— BEGIN Information given —

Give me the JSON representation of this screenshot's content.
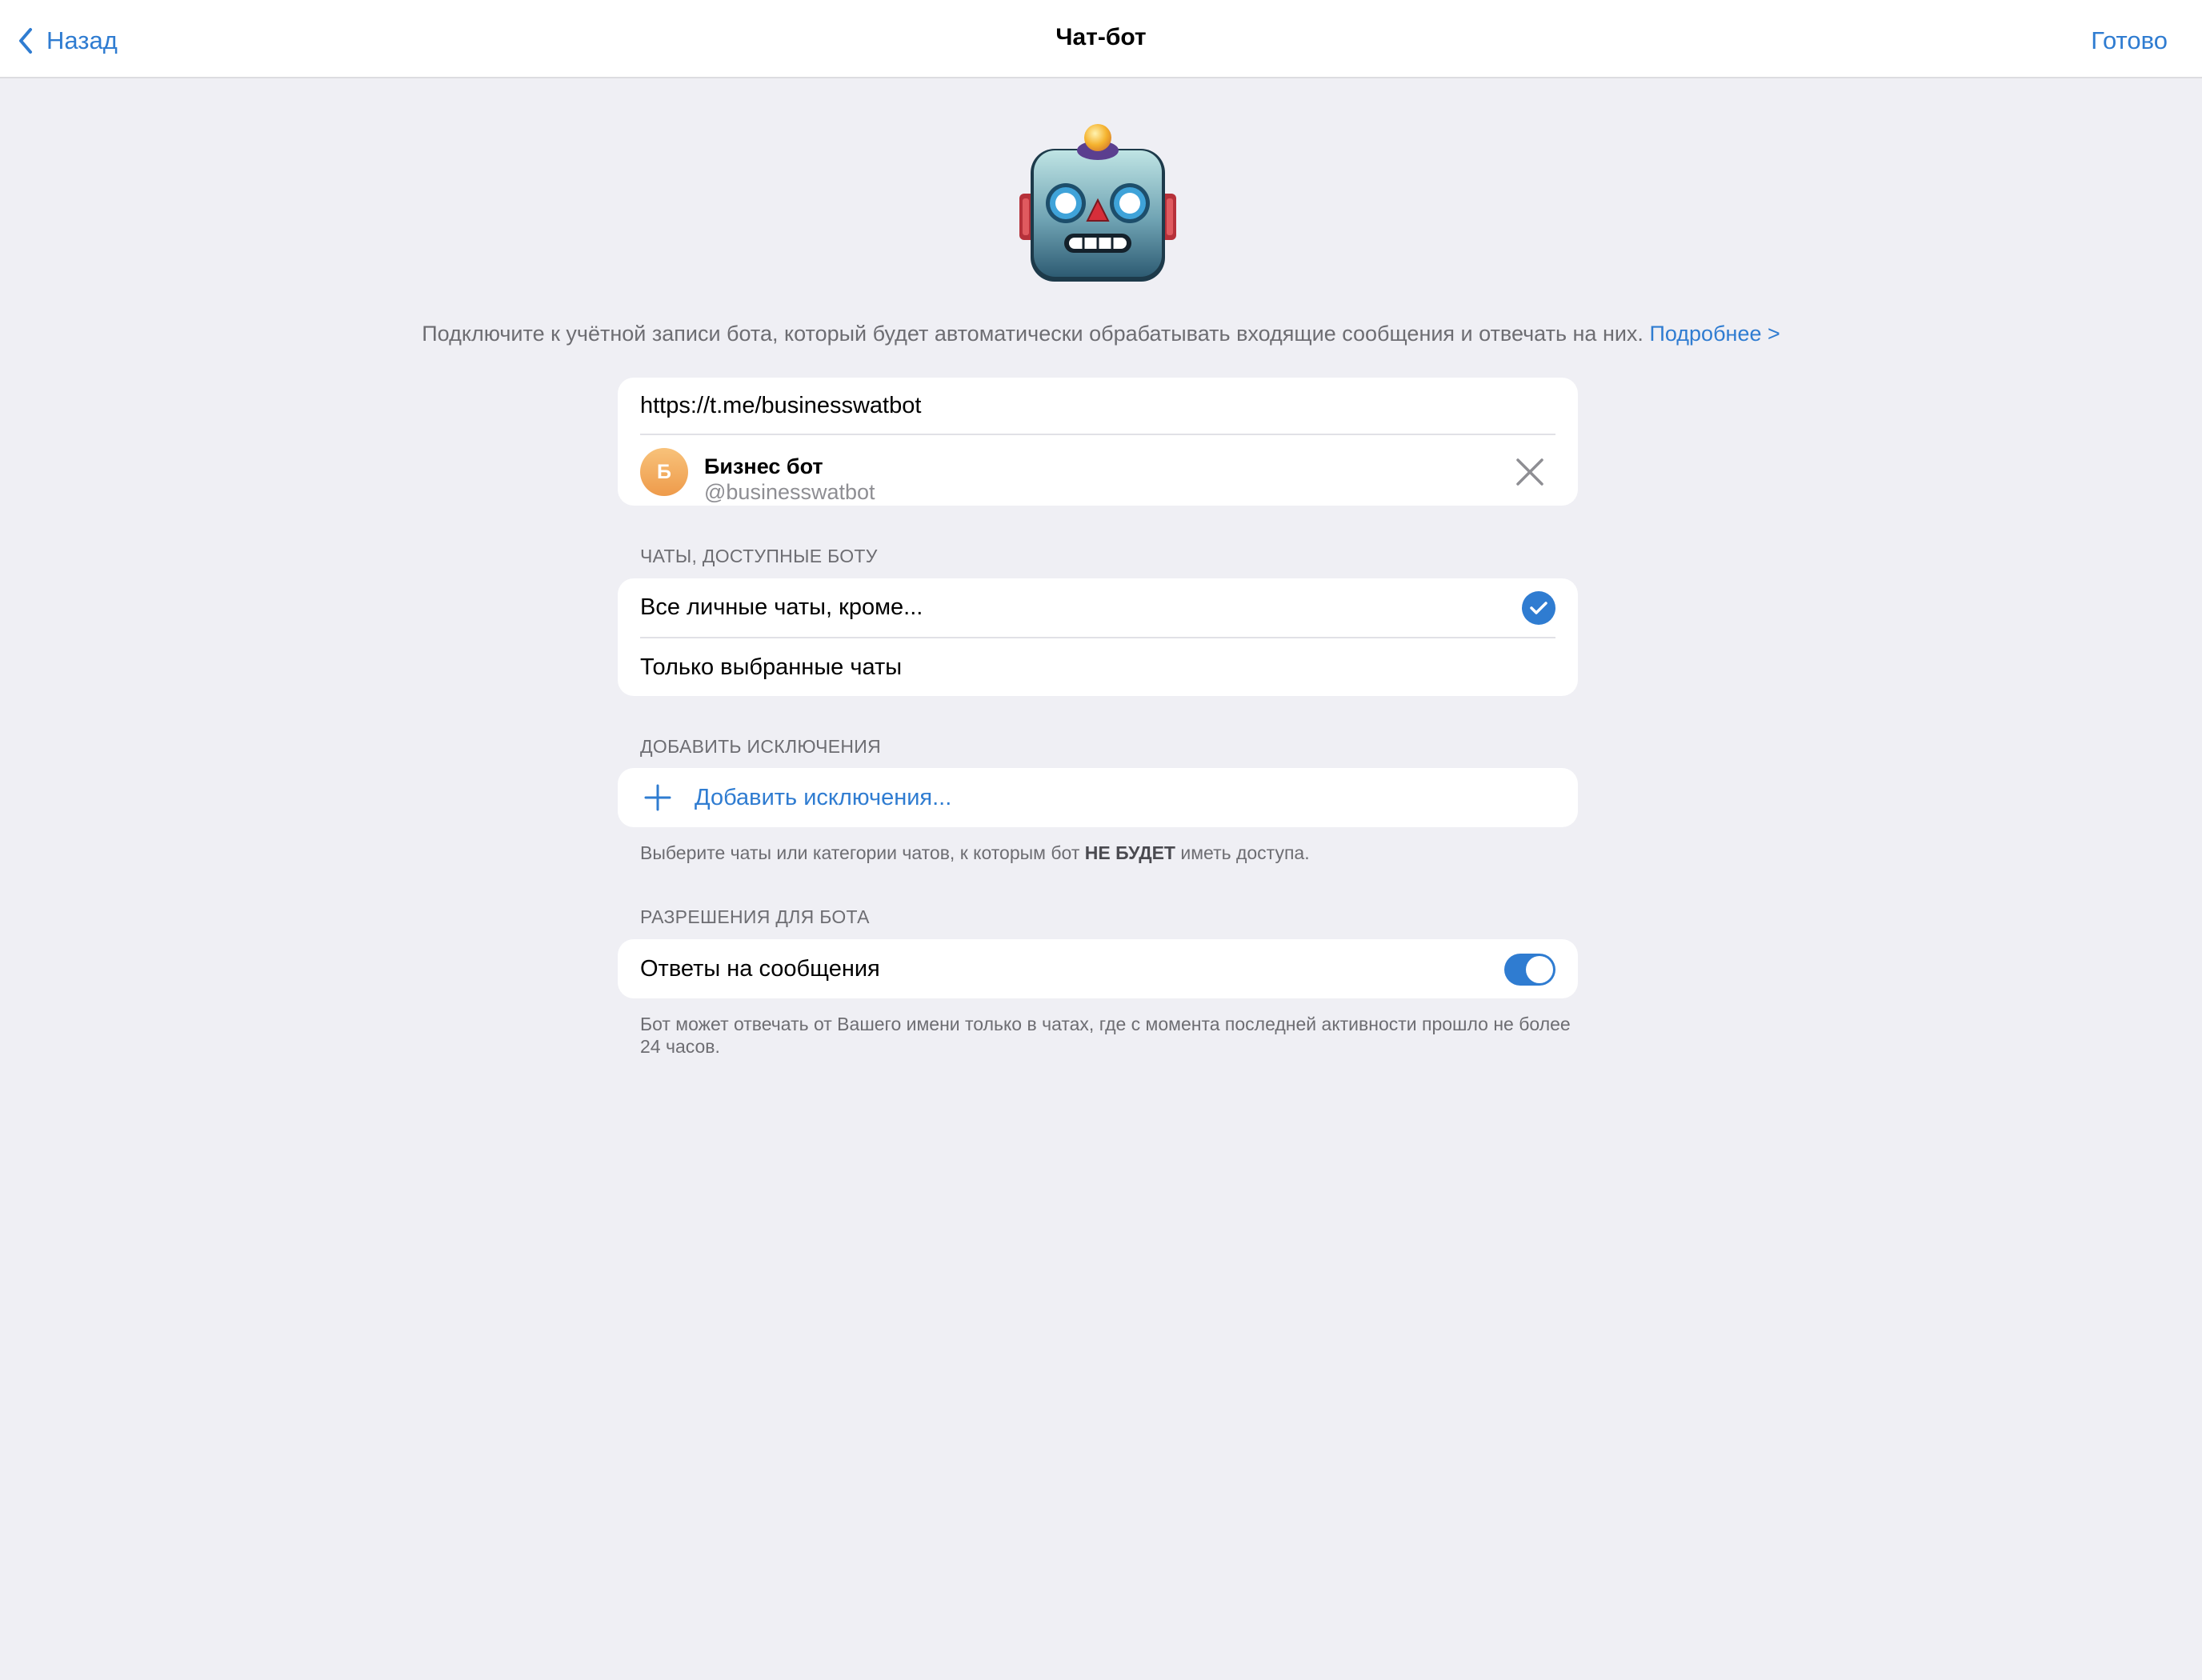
{
  "navbar": {
    "back_label": "Назад",
    "title": "Чат-бот",
    "done_label": "Готово"
  },
  "intro": {
    "text": "Подключите к учётной записи бота, который будет автоматически обрабатывать входящие сообщения и отвечать на них.",
    "link": "Подробнее >"
  },
  "bot_card": {
    "url": "https://t.me/businesswatbot",
    "avatar_letter": "Б",
    "avatar_colors": [
      "#F8C27A",
      "#EE9B4B"
    ],
    "name": "Бизнес бот",
    "username": "@businesswatbot"
  },
  "chats_section": {
    "header": "ЧАТЫ, ДОСТУПНЫЕ БОТУ",
    "options": [
      {
        "label": "Все личные чаты, кроме...",
        "selected": true
      },
      {
        "label": "Только выбранные чаты",
        "selected": false
      }
    ]
  },
  "exclusions_section": {
    "header": "ДОБАВИТЬ ИСКЛЮЧЕНИЯ",
    "add_label": "Добавить исключения...",
    "footer_before": "Выберите чаты или категории чатов, к которым бот",
    "footer_bold": "НЕ БУДЕТ",
    "footer_after": "иметь доступа."
  },
  "permissions_section": {
    "header": "РАЗРЕШЕНИЯ ДЛЯ БОТА",
    "reply_label": "Ответы на сообщения",
    "reply_enabled": true,
    "footer": "Бот может отвечать от Вашего имени только в чатах, где с момента последней активности прошло не более 24 часов."
  },
  "colors": {
    "accent": "#2F7CD1",
    "background": "#EFEFF4",
    "card": "#FFFFFF",
    "secondary_text": "#6D6D72"
  },
  "icons": {
    "back": "chevron-left-icon",
    "robot": "robot-face-icon",
    "close": "close-icon",
    "check": "checkmark-icon",
    "add": "plus-icon"
  }
}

— END Information given —

__Request__
Quote the preceding records in their entirety, excluding every picture.

__Solution for this problem__
Give me the JSON representation of this screenshot's content.
{
  "navbar": {
    "back_label": "Назад",
    "title": "Чат-бот",
    "done_label": "Готово"
  },
  "intro": {
    "text": "Подключите к учётной записи бота, который будет автоматически обрабатывать входящие сообщения и отвечать на них.",
    "link": "Подробнее >"
  },
  "bot_card": {
    "url": "https://t.me/businesswatbot",
    "avatar_letter": "Б",
    "avatar_colors": [
      "#F8C27A",
      "#EE9B4B"
    ],
    "name": "Бизнес бот",
    "username": "@businesswatbot"
  },
  "chats_section": {
    "header": "ЧАТЫ, ДОСТУПНЫЕ БОТУ",
    "options": [
      {
        "label": "Все личные чаты, кроме...",
        "selected": true
      },
      {
        "label": "Только выбранные чаты",
        "selected": false
      }
    ]
  },
  "exclusions_section": {
    "header": "ДОБАВИТЬ ИСКЛЮЧЕНИЯ",
    "add_label": "Добавить исключения...",
    "footer_before": "Выберите чаты или категории чатов, к которым бот",
    "footer_bold": "НЕ БУДЕТ",
    "footer_after": "иметь доступа."
  },
  "permissions_section": {
    "header": "РАЗРЕШЕНИЯ ДЛЯ БОТА",
    "reply_label": "Ответы на сообщения",
    "reply_enabled": true,
    "footer": "Бот может отвечать от Вашего имени только в чатах, где с момента последней активности прошло не более 24 часов."
  },
  "colors": {
    "accent": "#2F7CD1",
    "background": "#EFEFF4",
    "card": "#FFFFFF",
    "secondary_text": "#6D6D72"
  },
  "icons": {
    "back": "chevron-left-icon",
    "robot": "robot-face-icon",
    "close": "close-icon",
    "check": "checkmark-icon",
    "add": "plus-icon"
  }
}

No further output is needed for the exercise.